**To do**.
In the material below, the lines containing the word "this" are required; copy each of them.

*** Input material

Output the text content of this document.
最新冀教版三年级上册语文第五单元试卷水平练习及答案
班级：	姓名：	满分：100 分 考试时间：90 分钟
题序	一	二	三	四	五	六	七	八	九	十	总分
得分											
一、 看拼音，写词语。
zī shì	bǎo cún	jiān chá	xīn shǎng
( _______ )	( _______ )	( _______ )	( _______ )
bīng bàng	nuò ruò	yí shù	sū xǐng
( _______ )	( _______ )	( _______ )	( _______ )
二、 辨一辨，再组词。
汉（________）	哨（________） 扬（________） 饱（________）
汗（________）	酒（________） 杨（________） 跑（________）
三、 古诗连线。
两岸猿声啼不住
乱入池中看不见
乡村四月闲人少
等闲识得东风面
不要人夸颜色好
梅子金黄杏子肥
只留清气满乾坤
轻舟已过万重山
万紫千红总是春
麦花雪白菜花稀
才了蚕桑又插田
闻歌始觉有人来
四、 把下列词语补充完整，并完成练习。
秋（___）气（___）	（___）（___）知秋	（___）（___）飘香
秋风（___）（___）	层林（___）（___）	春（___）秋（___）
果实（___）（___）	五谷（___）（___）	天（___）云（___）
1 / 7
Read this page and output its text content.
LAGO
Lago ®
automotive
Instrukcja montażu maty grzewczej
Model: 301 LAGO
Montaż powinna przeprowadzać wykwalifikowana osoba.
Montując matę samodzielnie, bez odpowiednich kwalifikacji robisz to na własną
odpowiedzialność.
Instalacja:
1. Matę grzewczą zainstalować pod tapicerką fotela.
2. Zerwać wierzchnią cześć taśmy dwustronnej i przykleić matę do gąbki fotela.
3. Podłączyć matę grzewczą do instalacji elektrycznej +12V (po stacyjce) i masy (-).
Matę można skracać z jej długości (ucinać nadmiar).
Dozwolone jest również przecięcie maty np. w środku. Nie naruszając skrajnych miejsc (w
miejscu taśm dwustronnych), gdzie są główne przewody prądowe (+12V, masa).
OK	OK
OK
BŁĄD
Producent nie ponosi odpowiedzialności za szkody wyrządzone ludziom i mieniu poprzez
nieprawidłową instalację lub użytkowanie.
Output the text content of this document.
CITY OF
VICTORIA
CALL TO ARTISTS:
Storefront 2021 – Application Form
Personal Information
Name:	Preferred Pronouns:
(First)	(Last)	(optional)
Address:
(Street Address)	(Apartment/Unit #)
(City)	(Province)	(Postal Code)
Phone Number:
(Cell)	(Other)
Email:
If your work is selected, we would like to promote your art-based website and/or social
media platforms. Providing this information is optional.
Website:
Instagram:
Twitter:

******

**Full solution**.
Output the text content of this document.
Read this page and output its text content.
Output the text content of this document.
media platforms. Providing this information is optional.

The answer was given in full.